— WHAT YOU WILL DO —
Which lines below hold the word "détroit"? Copy all of them.

— Begin INPUT ROWS —

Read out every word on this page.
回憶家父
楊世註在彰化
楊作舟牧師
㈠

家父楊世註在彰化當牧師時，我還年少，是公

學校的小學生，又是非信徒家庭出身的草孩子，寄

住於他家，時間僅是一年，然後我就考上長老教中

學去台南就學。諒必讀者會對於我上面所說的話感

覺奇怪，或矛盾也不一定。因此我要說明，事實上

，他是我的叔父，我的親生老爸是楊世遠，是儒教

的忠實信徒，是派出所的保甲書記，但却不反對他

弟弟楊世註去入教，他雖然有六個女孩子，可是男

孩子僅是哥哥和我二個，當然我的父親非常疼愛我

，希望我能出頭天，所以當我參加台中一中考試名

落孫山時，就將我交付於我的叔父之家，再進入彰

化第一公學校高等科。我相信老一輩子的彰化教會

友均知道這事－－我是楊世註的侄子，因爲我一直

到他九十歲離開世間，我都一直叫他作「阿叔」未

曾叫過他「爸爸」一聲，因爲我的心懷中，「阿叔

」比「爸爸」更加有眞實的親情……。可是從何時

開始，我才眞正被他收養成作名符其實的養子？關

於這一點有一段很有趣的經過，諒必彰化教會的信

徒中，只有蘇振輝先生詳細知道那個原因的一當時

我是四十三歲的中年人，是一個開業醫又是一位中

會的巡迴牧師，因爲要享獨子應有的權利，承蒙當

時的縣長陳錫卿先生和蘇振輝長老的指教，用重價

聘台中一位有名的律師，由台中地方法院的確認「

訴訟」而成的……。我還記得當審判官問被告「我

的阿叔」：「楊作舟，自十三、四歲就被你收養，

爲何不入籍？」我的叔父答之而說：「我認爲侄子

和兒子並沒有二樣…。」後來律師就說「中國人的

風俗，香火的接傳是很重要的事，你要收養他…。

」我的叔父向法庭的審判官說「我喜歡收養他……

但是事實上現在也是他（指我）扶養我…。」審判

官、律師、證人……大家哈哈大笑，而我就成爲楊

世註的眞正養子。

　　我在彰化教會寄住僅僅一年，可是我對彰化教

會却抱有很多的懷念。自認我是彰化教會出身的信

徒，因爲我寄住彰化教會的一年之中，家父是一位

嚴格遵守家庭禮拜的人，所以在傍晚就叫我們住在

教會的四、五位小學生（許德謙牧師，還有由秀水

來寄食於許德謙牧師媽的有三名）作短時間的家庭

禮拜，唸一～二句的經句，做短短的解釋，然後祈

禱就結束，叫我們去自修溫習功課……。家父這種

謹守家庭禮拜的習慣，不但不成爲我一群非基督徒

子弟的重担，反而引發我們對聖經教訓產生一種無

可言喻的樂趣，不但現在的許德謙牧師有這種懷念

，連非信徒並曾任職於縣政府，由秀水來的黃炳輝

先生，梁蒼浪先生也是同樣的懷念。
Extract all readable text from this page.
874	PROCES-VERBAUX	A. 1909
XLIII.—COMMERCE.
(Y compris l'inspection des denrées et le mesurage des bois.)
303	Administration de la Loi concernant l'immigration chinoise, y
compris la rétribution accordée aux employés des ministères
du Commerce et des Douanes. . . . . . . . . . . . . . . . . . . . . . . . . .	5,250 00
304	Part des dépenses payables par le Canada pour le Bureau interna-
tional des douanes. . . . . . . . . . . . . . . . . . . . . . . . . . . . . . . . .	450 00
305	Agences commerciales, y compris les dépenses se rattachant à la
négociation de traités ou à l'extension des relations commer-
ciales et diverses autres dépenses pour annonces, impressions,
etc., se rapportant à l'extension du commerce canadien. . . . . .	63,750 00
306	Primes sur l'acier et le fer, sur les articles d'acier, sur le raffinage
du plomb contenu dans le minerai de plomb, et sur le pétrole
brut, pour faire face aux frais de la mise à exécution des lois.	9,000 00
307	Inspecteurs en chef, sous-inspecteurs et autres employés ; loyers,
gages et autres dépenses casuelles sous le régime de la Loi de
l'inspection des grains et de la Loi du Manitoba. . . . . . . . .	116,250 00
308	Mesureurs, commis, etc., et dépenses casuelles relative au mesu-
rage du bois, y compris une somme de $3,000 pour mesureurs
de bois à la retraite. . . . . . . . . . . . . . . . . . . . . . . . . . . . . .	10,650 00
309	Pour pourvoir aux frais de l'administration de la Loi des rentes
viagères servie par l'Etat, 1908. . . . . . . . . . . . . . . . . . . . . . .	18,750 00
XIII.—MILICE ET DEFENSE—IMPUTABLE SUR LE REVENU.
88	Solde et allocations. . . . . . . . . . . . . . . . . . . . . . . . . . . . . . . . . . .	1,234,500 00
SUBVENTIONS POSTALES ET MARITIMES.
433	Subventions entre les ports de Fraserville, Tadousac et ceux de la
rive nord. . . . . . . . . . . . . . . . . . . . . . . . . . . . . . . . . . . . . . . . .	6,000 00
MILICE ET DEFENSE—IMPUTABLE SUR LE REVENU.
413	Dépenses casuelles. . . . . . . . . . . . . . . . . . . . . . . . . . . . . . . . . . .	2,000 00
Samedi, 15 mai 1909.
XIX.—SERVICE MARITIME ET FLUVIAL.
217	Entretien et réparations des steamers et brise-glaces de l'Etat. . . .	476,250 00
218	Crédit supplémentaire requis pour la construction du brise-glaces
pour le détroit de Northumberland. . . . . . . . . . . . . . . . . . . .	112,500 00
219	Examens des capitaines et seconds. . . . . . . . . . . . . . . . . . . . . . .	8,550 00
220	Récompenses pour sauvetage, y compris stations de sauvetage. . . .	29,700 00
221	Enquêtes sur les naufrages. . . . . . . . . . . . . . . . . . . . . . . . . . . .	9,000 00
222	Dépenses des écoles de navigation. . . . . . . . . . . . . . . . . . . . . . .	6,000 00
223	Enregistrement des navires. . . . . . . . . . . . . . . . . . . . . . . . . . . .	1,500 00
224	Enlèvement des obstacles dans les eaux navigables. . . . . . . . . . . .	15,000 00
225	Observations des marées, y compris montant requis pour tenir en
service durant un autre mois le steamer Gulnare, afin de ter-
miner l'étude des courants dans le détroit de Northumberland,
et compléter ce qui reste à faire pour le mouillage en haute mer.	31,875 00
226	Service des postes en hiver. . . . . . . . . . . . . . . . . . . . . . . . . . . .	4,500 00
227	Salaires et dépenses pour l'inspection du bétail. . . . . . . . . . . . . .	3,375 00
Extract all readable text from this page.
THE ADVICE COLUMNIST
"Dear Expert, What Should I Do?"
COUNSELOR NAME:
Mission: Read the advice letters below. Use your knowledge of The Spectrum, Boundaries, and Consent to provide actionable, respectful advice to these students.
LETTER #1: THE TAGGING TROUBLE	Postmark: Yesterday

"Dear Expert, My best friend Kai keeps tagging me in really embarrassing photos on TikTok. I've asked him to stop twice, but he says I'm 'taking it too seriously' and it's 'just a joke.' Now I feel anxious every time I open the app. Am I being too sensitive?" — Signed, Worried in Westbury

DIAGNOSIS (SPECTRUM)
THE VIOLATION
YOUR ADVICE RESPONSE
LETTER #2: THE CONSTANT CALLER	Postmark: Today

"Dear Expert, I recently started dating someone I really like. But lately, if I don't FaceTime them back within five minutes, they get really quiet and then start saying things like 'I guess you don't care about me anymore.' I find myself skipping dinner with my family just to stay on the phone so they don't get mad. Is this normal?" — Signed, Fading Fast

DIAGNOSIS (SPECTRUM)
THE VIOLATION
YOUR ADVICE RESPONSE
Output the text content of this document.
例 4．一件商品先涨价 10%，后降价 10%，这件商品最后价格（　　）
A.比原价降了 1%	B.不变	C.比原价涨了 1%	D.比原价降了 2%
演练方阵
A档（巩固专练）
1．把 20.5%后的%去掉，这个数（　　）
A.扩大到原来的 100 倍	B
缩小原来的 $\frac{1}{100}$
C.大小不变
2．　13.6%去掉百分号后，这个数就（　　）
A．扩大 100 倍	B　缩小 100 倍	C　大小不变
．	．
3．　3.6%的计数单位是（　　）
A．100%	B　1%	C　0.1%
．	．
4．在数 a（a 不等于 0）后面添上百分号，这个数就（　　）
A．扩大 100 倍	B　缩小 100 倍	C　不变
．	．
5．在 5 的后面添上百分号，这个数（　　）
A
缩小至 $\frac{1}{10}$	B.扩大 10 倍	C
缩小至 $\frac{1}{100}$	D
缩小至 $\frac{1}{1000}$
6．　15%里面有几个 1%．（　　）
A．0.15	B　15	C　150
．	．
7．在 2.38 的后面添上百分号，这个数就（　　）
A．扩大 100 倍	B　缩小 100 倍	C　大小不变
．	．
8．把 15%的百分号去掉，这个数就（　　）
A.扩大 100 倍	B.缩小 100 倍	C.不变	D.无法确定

— End INPUT ROWS —

— RESPONSE TO THIS TASK —
pour le détroit de Northumberland. . . . . . . . . . . . . . . . . . . .	112,500 00
miner l'étude des courants dans le détroit de Northumberland,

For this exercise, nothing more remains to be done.